Kaynak metin
━━━━
Yıllar sonra Zeki Demirkubuz’un Albert Camus’un Yabancı kitabından esinlenerek yazdığı ve yönettiği Yazgı’yı izlediğimde nihilizm karşıtı olan ben, yaratılan karakterin benzerlerine gerçek hayatta ne çok rastladığımızı düşündüm. Maalesef günümüz hegemonyası olan kapitalist modernite, bilinçsiz bir nihilizm geliştirdi.
Filmin başkarakteri Musa (Serdar Orçin), tüm ahlak normlarını yıkarak seyircide nefret uyandıran bir birey olarak çıkıyor karşımıza. Annesi ölüyor umursamıyor. Hakkında hiçbir şey bilmediği bir kadın olan iş arkadaşı Sinem’le (Zeynep Tokuş) evleniyor, ama soranlara eşini tanımadığını söylüyor. Onun için ailenin, evliliğin hiç bir anlamı yok. Bir aileyi katletme suçundan idam cezası alıyor fakat umursamıyor. Çünkü en başından beri yaşamı da ölümü de anlamsız görüyor. Onun için yaşam da ölüm de “fark etmez”. Mahkemede kendisini savunmuyor bile, çünkü onun için her şey hiçbir şey, her şey “fark etmez”… Musa’ya göre yaptıklarının bir nedeni yok, sadece yapıyor.
Anlamını Yitiren Birey Sosyolojik Olarak Ölümün Eşiğindedir
Musa, karakteri asla anlayacağım bir karakter değil. Bunu söylerken asla toplumsal kuralları baz alarak söylemiyorum. Çünkü anlamını yitirmiş bir birey, sorgulamayan bir karekter felaketin, yabancılaşmanın ve hatta sosyolojik olarak ölümün kendisidir. Asla yaşam “fark etmez” noktasında bakılacak kadar hafif değildir. Fark eder hem de bal gibi fark eder.
Ama gelin görün ki günümüz toplumunda binlerce Musa oluşmaya başladı. Günümüz hegomanyası kapitalist modernitenin ahlak yıkıcılığı, anlam yok ediciliği binlerce Musa’nın, Meursault’ın doğuşuna neden oldu. Musa ve Meursault karakterlerini bir de Baudraillard’ın Simülasyon penceresinden analiz etmeye çalışalım.
Simülasyon: ‘Miş gibi’ yaşamak
Yirmi birinci yüzyılın önemli düşünürlerinden biri olan Jean Baudraillard,ortaya attığı kavramlardan en önemlisi de “Similasyon”dur. Simülasyonu “Gerçeğe ait tüm göstergeleri ele geçirmiş ve gerçeğin yerine geçmiş sahte” olarak belirtirken Simülasyon nasıl ve ne zaman olduğu bilinmeyen bir şekilde gerçeği yok ederek yerine geçen sahte bir gerçekliktir. Düşüncesinin özeti ise “miş gibi yaşamaktır”
━━━━
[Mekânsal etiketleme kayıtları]
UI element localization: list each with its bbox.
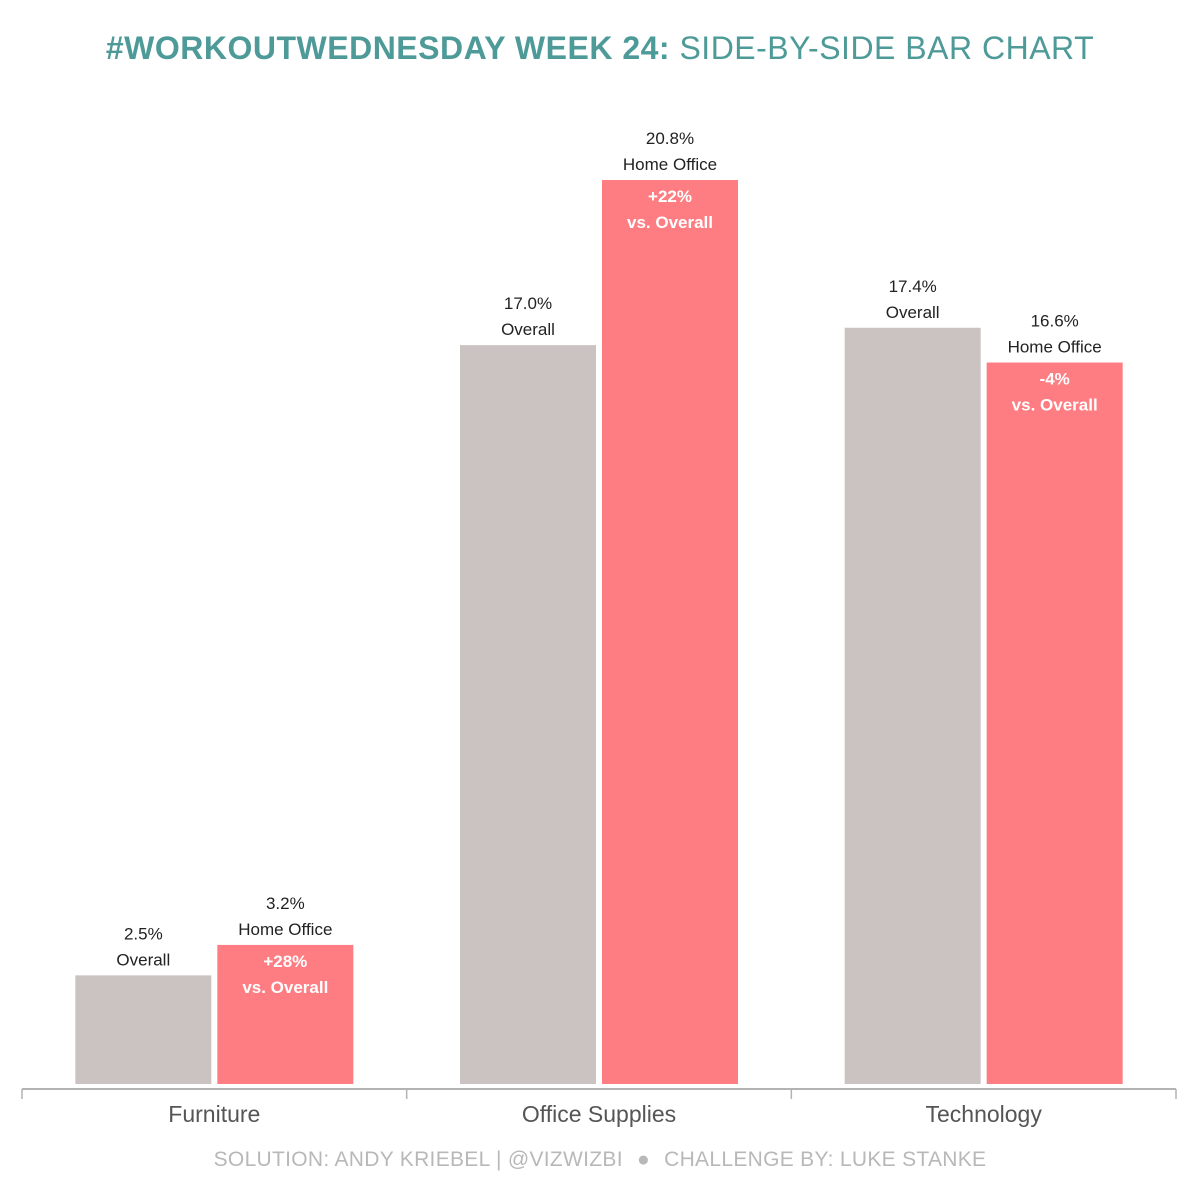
footer-challenge: CHALLENGE BY: LUKE STANKE (664, 1148, 987, 1171)
data-label-value: 17.0% (504, 294, 552, 313)
data-label-series: Home Office (238, 920, 332, 939)
chart-title-bold: #WORKOUTWEDNESDAY WEEK 24: (105, 30, 671, 66)
inner-label-change: -4% (1040, 370, 1070, 389)
bar-home-office (217, 944, 354, 1084)
data-label-series: Overall (501, 320, 555, 339)
chart-title: #WORKOUTWEDNESDAY WEEK 24: SIDE-BY-SIDE … (0, 30, 1200, 67)
inner-label-change: +22% (648, 187, 692, 206)
data-label-series: Overall (116, 950, 170, 969)
footer-credits: SOLUTION: ANDY KRIEBEL | @VIZWIZBI ● CHA… (0, 1148, 1200, 1172)
x-tick-label: Technology (925, 1101, 1042, 1127)
bar-home-office (986, 362, 1123, 1084)
x-tick-label: Furniture (168, 1101, 260, 1127)
data-label-value: 3.2% (266, 894, 305, 913)
inner-label-suffix: vs. Overall (627, 213, 713, 232)
bar-overall (460, 345, 596, 1085)
chart-title-light: SIDE-BY-SIDE BAR CHART (679, 30, 1095, 66)
bar-home-office (602, 180, 738, 1084)
bar-overall (75, 975, 212, 1084)
bar-overall (844, 327, 981, 1084)
data-label-value: 17.4% (889, 277, 937, 296)
footer-separator: ● (637, 1148, 650, 1171)
data-label-series: Home Office (623, 155, 717, 174)
inner-label-suffix: vs. Overall (1012, 396, 1098, 415)
side-by-side-bar-chart: Furniture 2.5% Overall 3.2% Home Office +28% v… (21, 129, 1177, 1127)
x-tick-label: Office Supplies (522, 1101, 676, 1127)
data-label-value: 20.8% (646, 129, 694, 148)
data-label-series: Home Office (1008, 338, 1102, 357)
data-label-value: 2.5% (124, 924, 163, 943)
data-label-series: Overall (886, 303, 940, 322)
data-label-value: 16.6% (1031, 312, 1079, 331)
inner-label-change: +28% (263, 952, 307, 971)
footer-solution: SOLUTION: ANDY KRIEBEL | @VIZWIZBI (213, 1148, 623, 1171)
inner-label-suffix: vs. Overall (242, 978, 328, 997)
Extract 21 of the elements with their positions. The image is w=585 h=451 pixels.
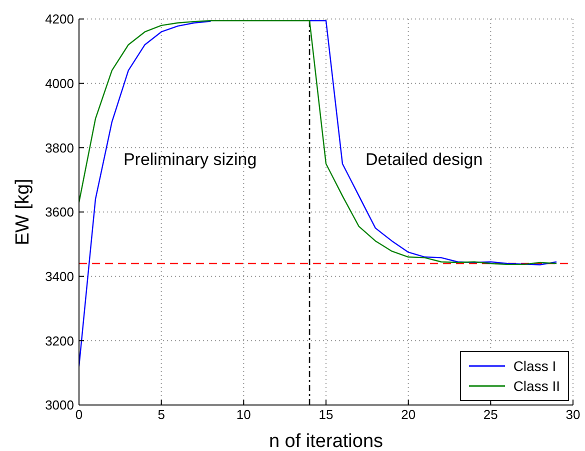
y-tick-label: 3600: [45, 204, 74, 220]
annotation: Detailed design: [366, 150, 483, 170]
x-tick-label: 25: [483, 407, 498, 422]
x-tick-label: 30: [566, 407, 580, 422]
y-tick-label: 3000: [45, 398, 74, 413]
x-axis-title: n of iterations: [268, 431, 384, 451]
x-tick-label: 0: [75, 407, 83, 422]
y-tick-label: 3800: [45, 140, 74, 156]
y-tick-label: 4200: [45, 12, 74, 27]
x-tick-label: 20: [401, 407, 416, 422]
legend-label: Class II: [513, 377, 560, 396]
y-axis-title: EW [kg]: [12, 178, 34, 246]
annotation: Preliminary sizing: [123, 150, 257, 170]
y-tick-label: 3400: [45, 268, 74, 284]
x-tick-label: 5: [158, 407, 165, 422]
legend-label: Class I: [513, 357, 556, 376]
line-series: [79, 20, 558, 266]
x-tick-label: 15: [318, 407, 334, 422]
y-tick-label: 4000: [45, 76, 74, 91]
x-tick-label: 10: [236, 407, 251, 422]
y-tick-label: 3200: [45, 333, 74, 348]
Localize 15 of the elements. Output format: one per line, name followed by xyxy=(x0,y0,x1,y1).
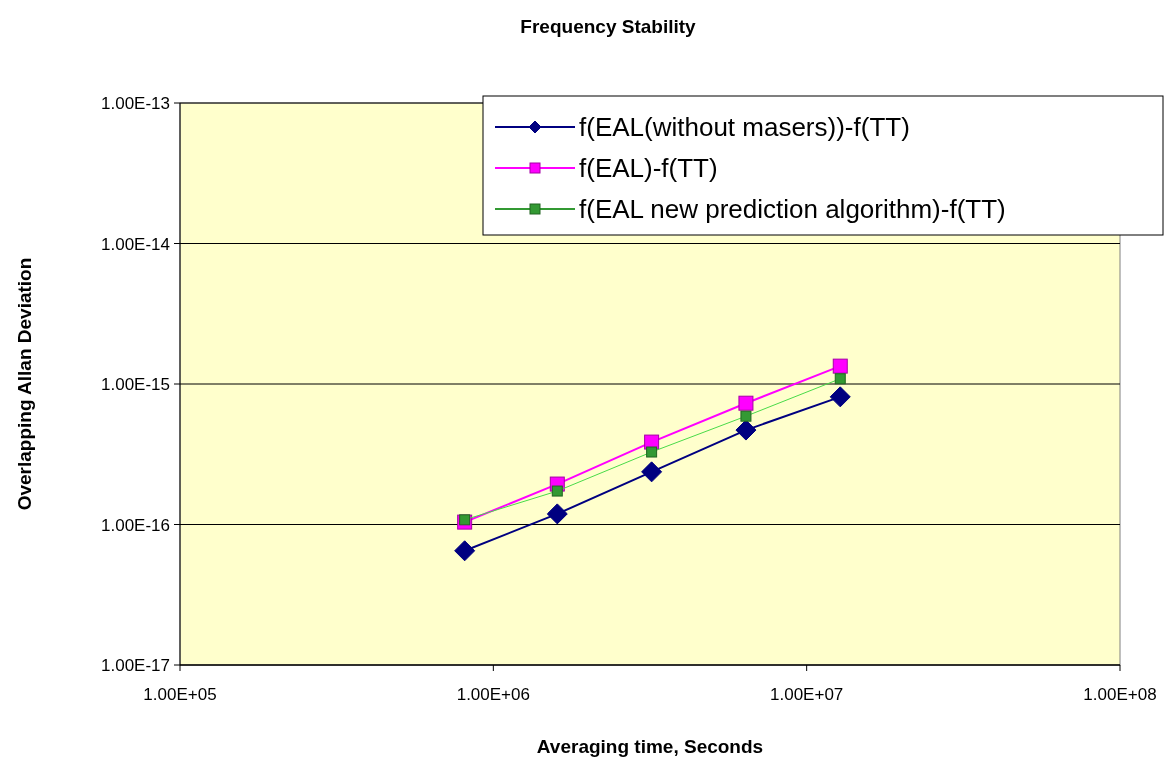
y-axis-title: Overlapping Allan Deviation xyxy=(14,257,35,511)
y-tick-label: 1.00E-17 xyxy=(101,656,170,675)
y-tick-label: 1.00E-15 xyxy=(101,375,170,394)
y-tick-label: 1.00E-14 xyxy=(101,234,170,254)
legend-label: f(EAL new prediction algorithm)-f(TT) xyxy=(579,194,1006,224)
y-tick-label: 1.00E-13 xyxy=(101,94,170,113)
legend-label: f(EAL(without masers))-f(TT) xyxy=(579,112,910,142)
chart-title: Frequency Stability xyxy=(520,16,697,37)
x-tick-label: 1.00E+07 xyxy=(770,685,844,704)
y-tick-label: 1.00E-16 xyxy=(101,515,170,535)
x-axis-title: Averaging time, Seconds xyxy=(536,736,764,757)
x-tick-label: 1.00E+05 xyxy=(143,685,217,704)
x-tick-label: 1.00E+08 xyxy=(1083,685,1157,704)
x-tick-label: 1.00E+06 xyxy=(456,685,530,704)
legend-label: f(EAL)-f(TT) xyxy=(579,153,718,183)
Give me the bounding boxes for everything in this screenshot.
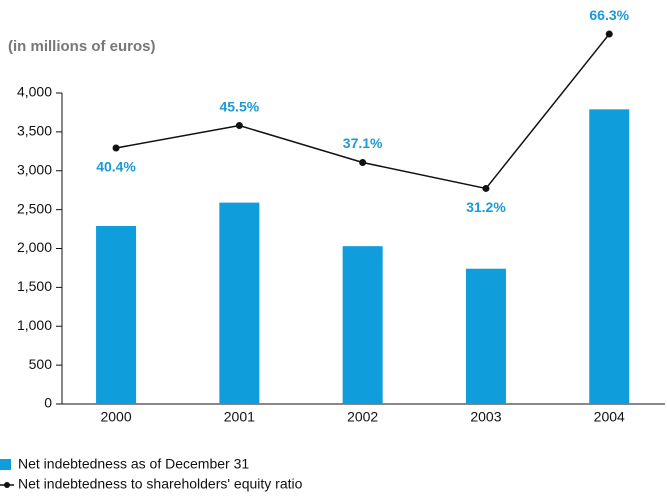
legend-point bbox=[4, 482, 10, 488]
chart-title: (in millions of euros) bbox=[8, 38, 156, 55]
bar bbox=[465, 268, 506, 404]
line-point bbox=[605, 30, 613, 38]
data-label: 31.2% bbox=[466, 199, 506, 215]
x-tick-label: 2002 bbox=[347, 409, 378, 425]
line-point bbox=[235, 122, 243, 130]
line-point bbox=[359, 159, 367, 167]
bar bbox=[589, 109, 630, 404]
data-label: 66.3% bbox=[589, 7, 629, 23]
y-tick-label: 1,000 bbox=[17, 317, 52, 333]
y-tick-label: 2,500 bbox=[17, 200, 52, 216]
x-tick-label: 2004 bbox=[594, 409, 625, 425]
bar bbox=[96, 225, 137, 404]
data-label: 37.1% bbox=[343, 135, 383, 151]
legend-swatch bbox=[0, 459, 11, 470]
x-tick-label: 2001 bbox=[224, 409, 255, 425]
bar bbox=[219, 202, 260, 404]
y-tick-label: 0 bbox=[44, 395, 52, 411]
data-label: 40.4% bbox=[96, 159, 136, 175]
x-tick-label: 2000 bbox=[100, 409, 131, 425]
y-tick-label: 1,500 bbox=[17, 278, 52, 294]
y-tick-label: 3,500 bbox=[17, 123, 52, 139]
y-tick-label: 2,000 bbox=[17, 239, 52, 255]
line-point bbox=[482, 184, 490, 192]
data-label: 45.5% bbox=[219, 98, 259, 114]
bar bbox=[342, 246, 383, 404]
legend-label: Net indebtedness as of December 31 bbox=[18, 456, 249, 472]
y-tick-label: 500 bbox=[29, 356, 53, 372]
line-point bbox=[112, 144, 120, 152]
y-tick-label: 4,000 bbox=[17, 84, 52, 100]
y-tick-label: 3,000 bbox=[17, 161, 52, 177]
legend-label: Net indebtedness to shareholders' equity… bbox=[18, 476, 303, 492]
x-tick-label: 2003 bbox=[470, 409, 501, 425]
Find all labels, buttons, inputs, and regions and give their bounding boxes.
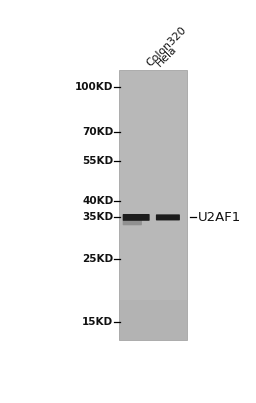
- Text: 15KD: 15KD: [82, 317, 113, 327]
- Text: Colon320: Colon320: [145, 25, 189, 69]
- Text: 55KD: 55KD: [82, 156, 113, 166]
- Text: 25KD: 25KD: [82, 254, 113, 264]
- Text: Hela: Hela: [154, 44, 178, 69]
- Text: 35KD: 35KD: [82, 212, 113, 222]
- Text: 40KD: 40KD: [82, 196, 113, 206]
- FancyBboxPatch shape: [123, 220, 142, 225]
- FancyBboxPatch shape: [156, 214, 180, 220]
- Text: U2AF1: U2AF1: [198, 211, 241, 224]
- Bar: [119, 70, 187, 340]
- FancyBboxPatch shape: [123, 214, 150, 221]
- Bar: [119, 299, 187, 340]
- Text: 100KD: 100KD: [75, 82, 113, 92]
- Text: 70KD: 70KD: [82, 127, 113, 137]
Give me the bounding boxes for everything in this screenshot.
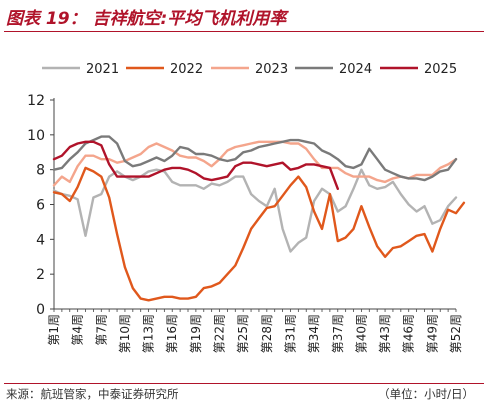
y-tick-label: 10 (27, 128, 45, 144)
title-divider (4, 31, 484, 32)
y-tick-label: 12 (27, 93, 45, 109)
x-tick-label: 第25周 (236, 314, 250, 353)
y-tick-label: 4 (36, 232, 45, 248)
y-tick-label: 0 (36, 302, 45, 318)
x-tick-label: 第40周 (354, 314, 368, 353)
series-line-2021 (52, 168, 458, 253)
series-line-2022 (52, 166, 466, 302)
x-tick-label: 第1周 (47, 314, 61, 346)
x-tick-label: 第16周 (165, 314, 179, 353)
series-line-2024 (52, 135, 458, 182)
footer-divider (4, 383, 484, 384)
x-tick-label: 第37周 (331, 314, 345, 353)
x-tick-label: 第28周 (260, 314, 274, 353)
x-tick-label: 第19周 (189, 314, 203, 353)
legend-label-2025: 2025 (424, 62, 457, 77)
y-tick-label: 6 (36, 198, 45, 214)
y-tick-label: 8 (36, 163, 45, 179)
unit-note: （单位：小时/日） (378, 387, 474, 401)
chart-legend: 2021 2022 2023 2024 2025 (42, 62, 457, 77)
x-tick-label: 第13周 (142, 314, 156, 353)
x-tick-label: 第49周 (425, 314, 439, 353)
source-note: 来源：航班管家，中泰证券研究所 (6, 387, 179, 401)
series-line-2025 (52, 140, 339, 191)
legend-label-2021: 2021 (86, 62, 119, 77)
legend-label-2023: 2023 (255, 62, 288, 77)
legend-label-2022: 2022 (170, 62, 203, 77)
x-tick-label: 第46周 (402, 314, 416, 353)
x-tick-label: 第4周 (71, 314, 85, 346)
legend-label-2024: 2024 (339, 62, 372, 77)
x-tick-label: 第10周 (118, 314, 132, 353)
y-tick-label: 2 (36, 267, 45, 283)
x-tick-label: 第7周 (94, 314, 108, 346)
x-tick-label: 第43周 (378, 314, 392, 353)
x-tick-label: 第34周 (307, 314, 321, 353)
chart-title: 图表 19： 吉祥航空:平均飞机利用率 (6, 9, 287, 29)
series-line-2023 (52, 140, 458, 187)
x-tick-label: 第22周 (213, 314, 227, 353)
x-tick-label: 第52周 (449, 314, 463, 353)
chart-plot-area (52, 135, 466, 302)
x-tick-label: 第31周 (283, 314, 297, 353)
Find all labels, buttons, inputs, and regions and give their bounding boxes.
━━━━
Alıştırma görevleri
A. Yazgı filmi üzerine yazıdan "Filmin başkarakteri Musa" sözcükleriyle başlayan ve "yok, sadece yapıyor." sözcükleriyle biten kısmı, bu sözcükler de dahil olmak üzere harfi harfine aktarın.
B. Yazgı filmi üzerine yazıda adı ve soyadıyla birlikte anılan bütün kişileri sıralayın.
C. Yazgı filmi üzerine yazıyı kaldığı yerden devam ettirin.

Görev yanıtları
A.
Filmin başkarakteri Musa (Serdar Orçin), tüm ahlak normlarını yıkarak seyircide nefret uyandıran bir birey olarak çıkıyor karşımıza. Annesi ölüyor umursamıyor. Hakkında hiçbir şey bilmediği bir kadın olan iş arkadaşı Sinem’le (Zeynep Tokuş) evleniyor, ama soranlara eşini tanımadığını söylüyor. Onun için ailenin, evliliğin hiç bir anlamı yok. Bir aileyi katletme suçundan idam cezası alıyor fakat umursamıyor. Çünkü en başından beri yaşamı da ölümü de anlamsız görüyor. Onun için yaşam da ölüm de “fark etmez”. Mahkemede kendisini savunmuyor bile, çünkü onun için her şey hiçbir şey, her şey “fark etmez”… Musa’ya göre yaptıklarının bir nedeni yok, sadece yapıyor.

B.
Zeki Demirkubuz
Albert Camus
Serdar Orçin
Zeynep Tokuş
Jean Baudraillard

C.
Baudraillard, batılı sistem diye dikkat çektiği kapitalist modernitenin son iki yüz yıldır yaydığı evrensel ilkeleriyle, aşıladığı gelişme ve ilerleme moduyla tüm dünyaya örnek model oluşturan Batı sisteminin bugün varılan sonuçları itibariyle iflas ettiğini, çöktüğünü ve kendisiyle birlikte tüm insanlığı da peşinden belirsiz bir sona doğru sürüklediğini iddia etmektedir.
Duygu Eşittir Beğeni Midir?
Yabancı’daki Meursault’ın da Yazgı’daki Musa’nında yaşadığı aslında “miş gibi yaşamaktır”. Çünkü onlarda gerçek anlamını yitirmiş her şey kendilerinin biçtiği anlam oranında vardır. Bu yabancılaşmanın temelinde ise kapitalist modernitenin sahte yaşamıdır.
Özellikle bilişim çağının gelişmesi ile zamanla gerçek yaşam yok edilmiş sahte bir yaşam ortaya çıkartılmıştır. Bu simülasyonda duygular yok edilerek yerini “Beğeni”ye bırakmıştır. Sevilmenin ölçütü en çok beğeni ile ölçülmeye başlandı. Çok beğeni alıyorsan seviliyor ve yahut popülersin az beğeni alıyorsan de bilinmiyorsundur. Bu yaşama göre gerçek sevgi olsa da olur olmasa da olur. Çünkü sevginin artık bir anlamı yoktur.
Zaman ve Mekansızlık Kıskacında İletişim
Duygularla beraber iletişim yok olurken iletişim daha çok zaman ve mekanın yok edildiği fotoğraflardan ve kısa videolardan sağlanıyor.
Bir fotoğraf veyahut video, bize asla gerçeği söylemez. Çünkü zaman ve mekandan kopuktur. Gerçek değildir. Sadece o andır. Ve o an üzerinden kısa bir an geçtiğinde yeni bir gerçekliğe kavuşmuştur. Zamansızlık ve mekansızlık ilişkisiyle kurulan iletişim ise yine miş gibi yaşamanın ötesine geçmemektedir.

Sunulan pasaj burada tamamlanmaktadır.